▸ Set exercise
Return the whole listing, line for line, without the pictures in it.

▸ Collected data entries

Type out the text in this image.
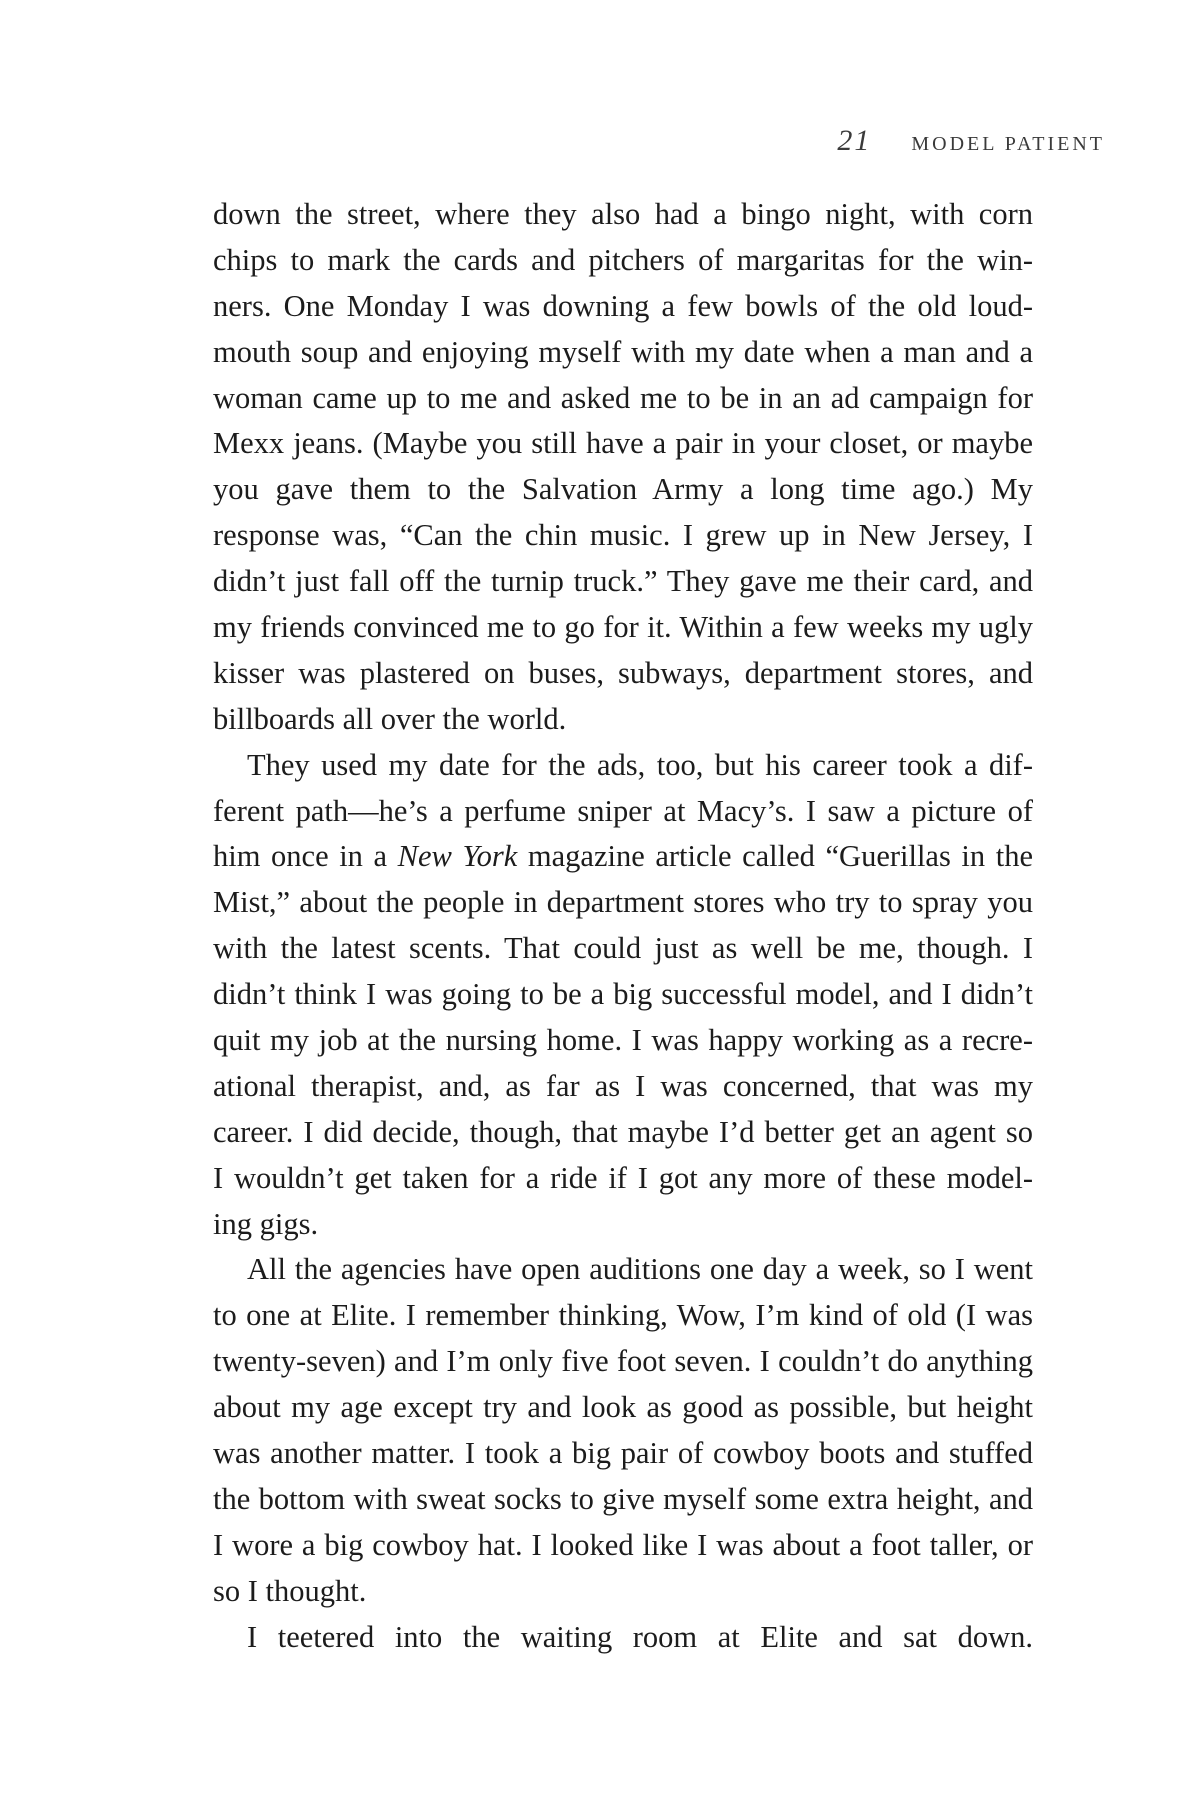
21 MODEL PATIENT
down the street, where they also had a bingo night, with corn
chips to mark the cards and pitchers of margaritas for the win-
ners. One Monday I was downing a few bowls of the old loud-
mouth soup and enjoying myself with my date when a man and a
woman came up to me and asked me to be in an ad campaign for
Mexx jeans. (Maybe you still have a pair in your closet, or maybe
you gave them to the Salvation Army a long time ago.) My
response was, “Can the chin music. I grew up in New Jersey, I
didn’t just fall off the turnip truck.” They gave me their card, and
my friends convinced me to go for it. Within a few weeks my ugly
kisser was plastered on buses, subways, department stores, and
billboards all over the world.
They used my date for the ads, too, but his career took a dif-
ferent path—he’s a perfume sniper at Macy’s. I saw a picture of
him once in a New York magazine article called “Guerillas in the
Mist,” about the people in department stores who try to spray you
with the latest scents. That could just as well be me, though. I
didn’t think I was going to be a big successful model, and I didn’t
quit my job at the nursing home. I was happy working as a recre-
ational therapist, and, as far as I was concerned, that was my
career. I did decide, though, that maybe I’d better get an agent so
I wouldn’t get taken for a ride if I got any more of these model-
ing gigs.
All the agencies have open auditions one day a week, so I went
to one at Elite. I remember thinking, Wow, I’m kind of old (I was
twenty-seven) and I’m only five foot seven. I couldn’t do anything
about my age except try and look as good as possible, but height
was another matter. I took a big pair of cowboy boots and stuffed
the bottom with sweat socks to give myself some extra height, and
I wore a big cowboy hat. I looked like I was about a foot taller, or
so I thought.
I teetered into the waiting room at Elite and sat down.
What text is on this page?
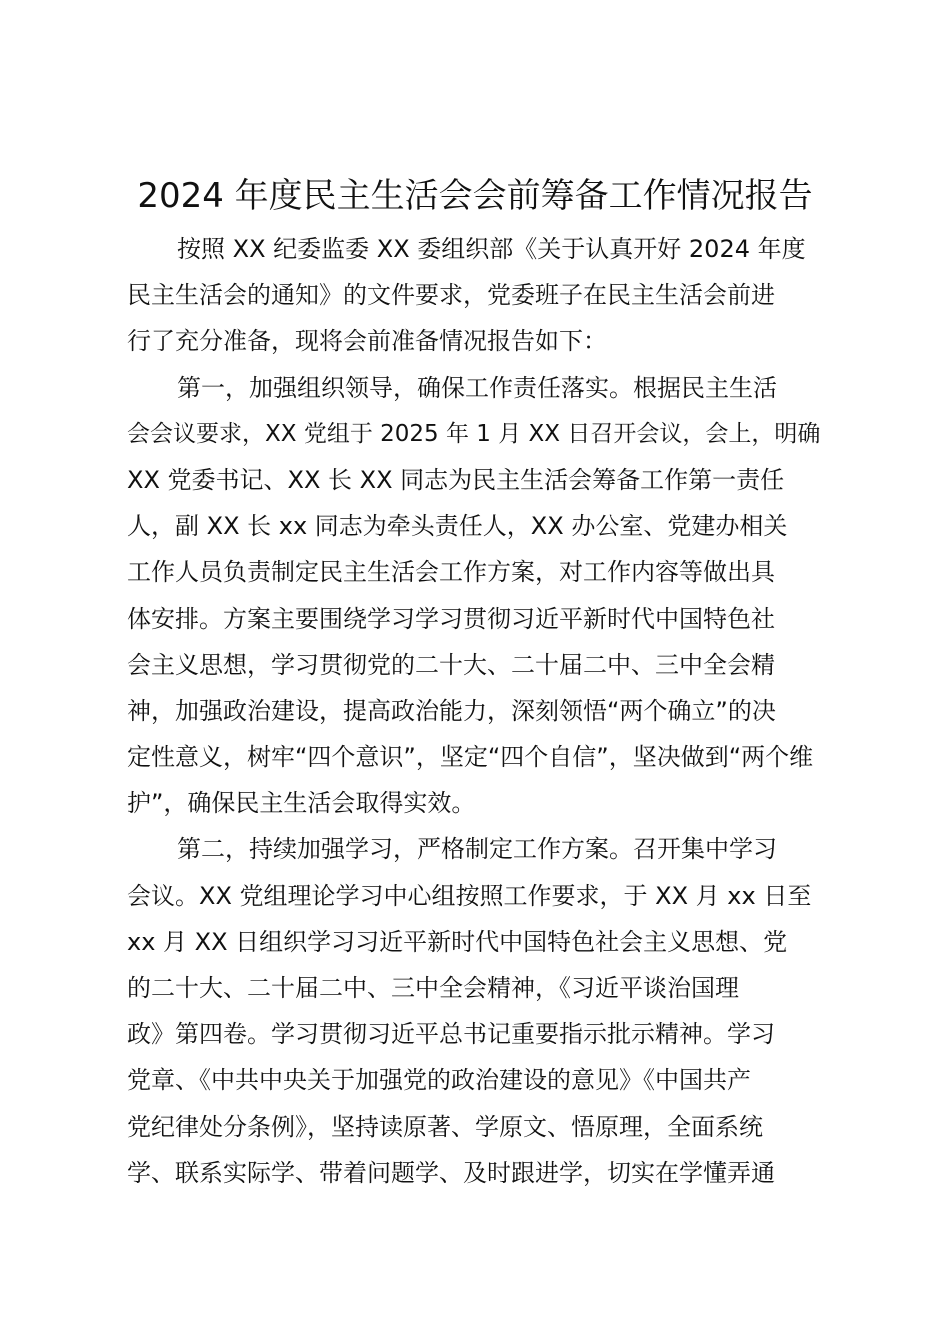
2024 年度民主生活会会前筹备工作情况报告
按照 XX 纪委监委 XX 委组织部《关于认真开好 2024 年度
民主生活会的通知》的文件要求，党委班子在民主生活会前进
行了充分准备，现将会前准备情况报告如下：
第一，加强组织领导，确保工作责任落实。根据民主生活
会会议要求，XX 党组于 2025 年 1 月 XX 日召开会议，会上，明确
XX 党委书记、XX 长 XX 同志为民主生活会筹备工作第一责任
人，副 XX 长 xx 同志为牵头责任人，XX 办公室、党建办相关
工作人员负责制定民主生活会工作方案，对工作内容等做出具
体安排。方案主要围绕学习学习贯彻习近平新时代中国特色社
会主义思想，学习贯彻党的二十大、二十届二中、三中全会精
神，加强政治建设，提高政治能力，深刻领悟“两个确立”的决
定性意义，树牢“四个意识”，坚定“四个自信”，坚决做到“两个维
护”，确保民主生活会取得实效。
第二，持续加强学习，严格制定工作方案。召开集中学习
会议。XX 党组理论学习中心组按照工作要求，于 XX 月 xx 日至
xx 月 XX 日组织学习习近平新时代中国特色社会主义思想、党
的二十大、二十届二中、三中全会精神，《习近平谈治国理
政》第四卷。学习贯彻习近平总书记重要指示批示精神。学习
党章、《中共中央关于加强党的政治建设的意见》《中国共产
党纪律处分条例》，坚持读原著、学原文、悟原理，全面系统
学、联系实际学、带着问题学、及时跟进学，切实在学懂弄通
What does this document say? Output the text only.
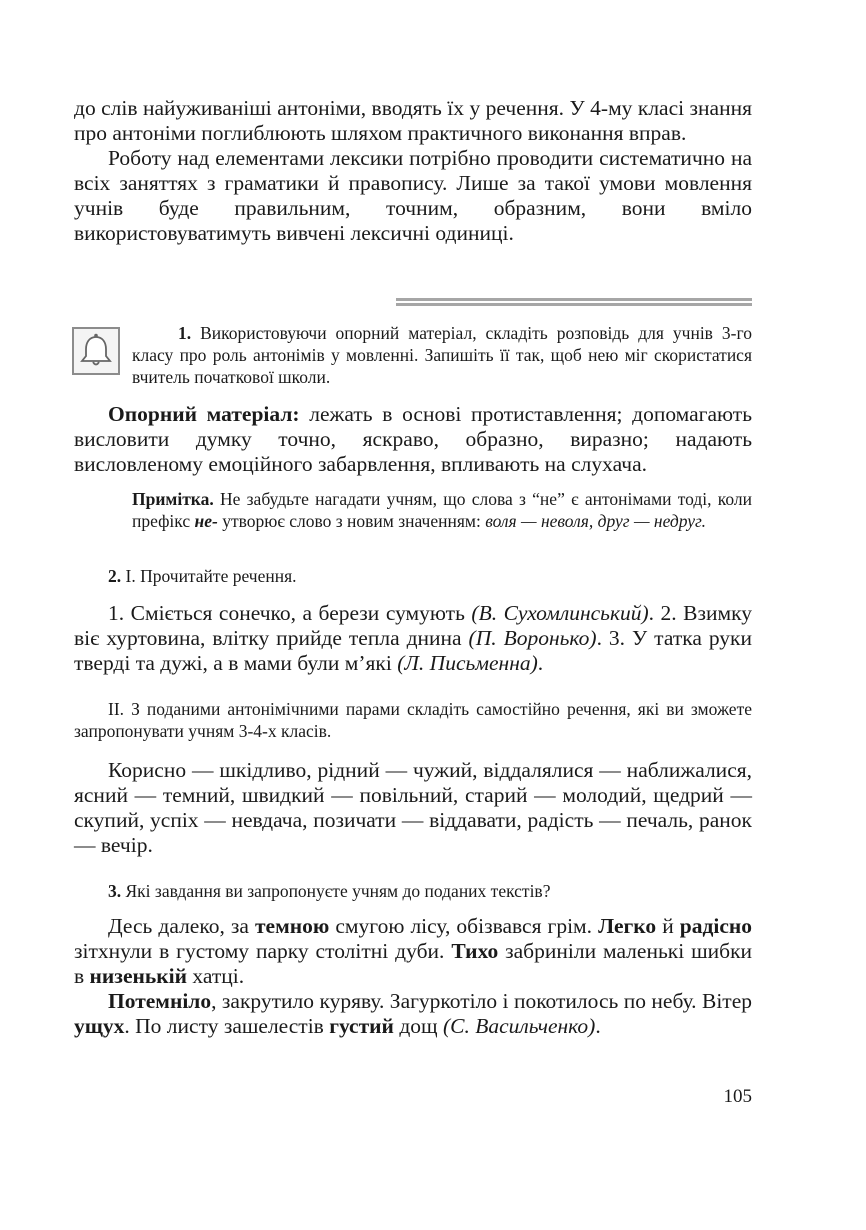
до слів найуживаніші антоніми, вводять їх у речення. У 4-му класі знання про антоніми поглиблюють шляхом практичного виконання вправ.

Роботу над елементами лексики потрібно проводити систематично на всіх заняттях з граматики й правопису. Лише за такої умови мовлення учнів буде правильним, точним, образним, вони вміло використовуватимуть вивчені лексичні одиниці.

1. Використовуючи опорний матеріал, складіть розповідь для учнів 3-го класу про роль антонімів у мовленні. Запишіть її так, щоб нею міг скористатися вчитель початкової школи.

Опорний матеріал: лежать в основі протиставлення; допомагають висловити думку точно, яскраво, образно, виразно; надають висловленому емоційного забарвлення, впливають на слухача.

Примітка. Не забудьте нагадати учням, що слова з “не” є антонімами тоді, коли префікс не- утворює слово з новим значенням: воля — неволя, друг — недруг.

2. І. Прочитайте речення.

1. Сміється сонечко, а берези сумують (В. Сухомлинський). 2. Взимку віє хуртовина, влітку прийде тепла днина (П. Воронько). 3. У татка руки тверді та дужі, а в мами були м’які (Л. Письменна).

ІІ. З поданими антонімічними парами складіть самостійно речення, які ви зможете запропонувати учням 3-4-х класів.

Корисно — шкідливо, рідний — чужий, віддалялися — наближалися, ясний — темний, швидкий — повільний, старий — молодий, щедрий — скупий, успіх — невдача, позичати — віддавати, радість — печаль, ранок — вечір.

3. Які завдання ви запропонуєте учням до поданих текстів?

Десь далеко, за темною смугою лісу, обізвався грім. Легко й радісно зітхнули в густому парку столітні дуби. Тихо забриніли маленькі шибки в низенькій хатці.

Потемніло, закрутило куряву. Загуркотіло і покотилось по небу. Вітер ущух. По листу зашелестів густий дощ (С. Васильченко).

105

▸ Complete response
Type out the text in this image.
21 MODEL PATIENT
down the street, where they also had a bingo night, with corn
chips to mark the cards and pitchers of margaritas for the win-
ners. One Monday I was downing a few bowls of the old loud-
mouth soup and enjoying myself with my date when a man and a
woman came up to me and asked me to be in an ad campaign for
Mexx jeans. (Maybe you still have a pair in your closet, or maybe
you gave them to the Salvation Army a long time ago.) My
response was, “Can the chin music. I grew up in New Jersey, I
didn’t just fall off the turnip truck.” They gave me their card, and
my friends convinced me to go for it. Within a few weeks my ugly
kisser was plastered on buses, subways, department stores, and
billboards all over the world.
They used my date for the ads, too, but his career took a dif-
ferent path—he’s a perfume sniper at Macy’s. I saw a picture of
him once in a New York magazine article called “Guerillas in the
Mist,” about the people in department stores who try to spray you
with the latest scents. That could just as well be me, though. I
didn’t think I was going to be a big successful model, and I didn’t
quit my job at the nursing home. I was happy working as a recre-
ational therapist, and, as far as I was concerned, that was my
career. I did decide, though, that maybe I’d better get an agent so
I wouldn’t get taken for a ride if I got any more of these model-
ing gigs.
All the agencies have open auditions one day a week, so I went
to one at Elite. I remember thinking, Wow, I’m kind of old (I was
twenty-seven) and I’m only five foot seven. I couldn’t do anything
about my age except try and look as good as possible, but height
was another matter. I took a big pair of cowboy boots and stuffed
the bottom with sweat socks to give myself some extra height, and
I wore a big cowboy hat. I looked like I was about a foot taller, or
so I thought.
I teetered into the waiting room at Elite and sat down.
What text is on this page?
2024 年度民主生活会会前筹备工作情况报告
按照 XX 纪委监委 XX 委组织部《关于认真开好 2024 年度
民主生活会的通知》的文件要求，党委班子在民主生活会前进
行了充分准备，现将会前准备情况报告如下：
第一，加强组织领导，确保工作责任落实。根据民主生活
会会议要求，XX 党组于 2025 年 1 月 XX 日召开会议，会上，明确
XX 党委书记、XX 长 XX 同志为民主生活会筹备工作第一责任
人，副 XX 长 xx 同志为牵头责任人，XX 办公室、党建办相关
工作人员负责制定民主生活会工作方案，对工作内容等做出具
体安排。方案主要围绕学习学习贯彻习近平新时代中国特色社
会主义思想，学习贯彻党的二十大、二十届二中、三中全会精
神，加强政治建设，提高政治能力，深刻领悟“两个确立”的决
定性意义，树牢“四个意识”，坚定“四个自信”，坚决做到“两个维
护”，确保民主生活会取得实效。
第二，持续加强学习，严格制定工作方案。召开集中学习
会议。XX 党组理论学习中心组按照工作要求，于 XX 月 xx 日至
xx 月 XX 日组织学习习近平新时代中国特色社会主义思想、党
的二十大、二十届二中、三中全会精神，《习近平谈治国理
政》第四卷。学习贯彻习近平总书记重要指示批示精神。学习
党章、《中共中央关于加强党的政治建设的意见》《中国共产
党纪律处分条例》，坚持读原著、学原文、悟原理，全面系统
学、联系实际学、带着问题学、及时跟进学，切实在学懂弄通
What does this document say? Output the text only.
до слів найуживаніші антоніми, вводять їх у речення. У 4-му класі знання про антоніми поглиблюють шляхом практичного виконання вправ.

Роботу над елементами лексики потрібно проводити систематично на всіх заняттях з граматики й правопису. Лише за такої умови мовлення учнів буде правильним, точним, образним, вони вміло використовуватимуть вивчені лексичні одиниці.

1. Використовуючи опорний матеріал, складіть розповідь для учнів 3-го класу про роль антонімів у мовленні. Запишіть її так, щоб нею міг скористатися вчитель початкової школи.

Опорний матеріал: лежать в основі протиставлення; допомагають висловити думку точно, яскраво, образно, виразно; надають висловленому емоційного забарвлення, впливають на слухача.

Примітка. Не забудьте нагадати учням, що слова з “не” є антонімами тоді, коли префікс не- утворює слово з новим значенням: воля — неволя, друг — недруг.

2. І. Прочитайте речення.

1. Сміється сонечко, а берези сумують (В. Сухомлинський). 2. Взимку віє хуртовина, влітку прийде тепла днина (П. Воронько). 3. У татка руки тверді та дужі, а в мами були м’які (Л. Письменна).

ІІ. З поданими антонімічними парами складіть самостійно речення, які ви зможете запропонувати учням 3-4-х класів.

Корисно — шкідливо, рідний — чужий, віддалялися — наближалися, ясний — темний, швидкий — повільний, старий — молодий, щедрий — скупий, успіх — невдача, позичати — віддавати, радість — печаль, ранок — вечір.

3. Які завдання ви запропонуєте учням до поданих текстів?

Десь далеко, за темною смугою лісу, обізвався грім. Легко й радісно зітхнули в густому парку столітні дуби. Тихо забриніли маленькі шибки в низенькій хатці.

Потемніло, закрутило куряву. Загуркотіло і покотилось по небу. Вітер ущух. По листу зашелестів густий дощ (С. Васильченко).

105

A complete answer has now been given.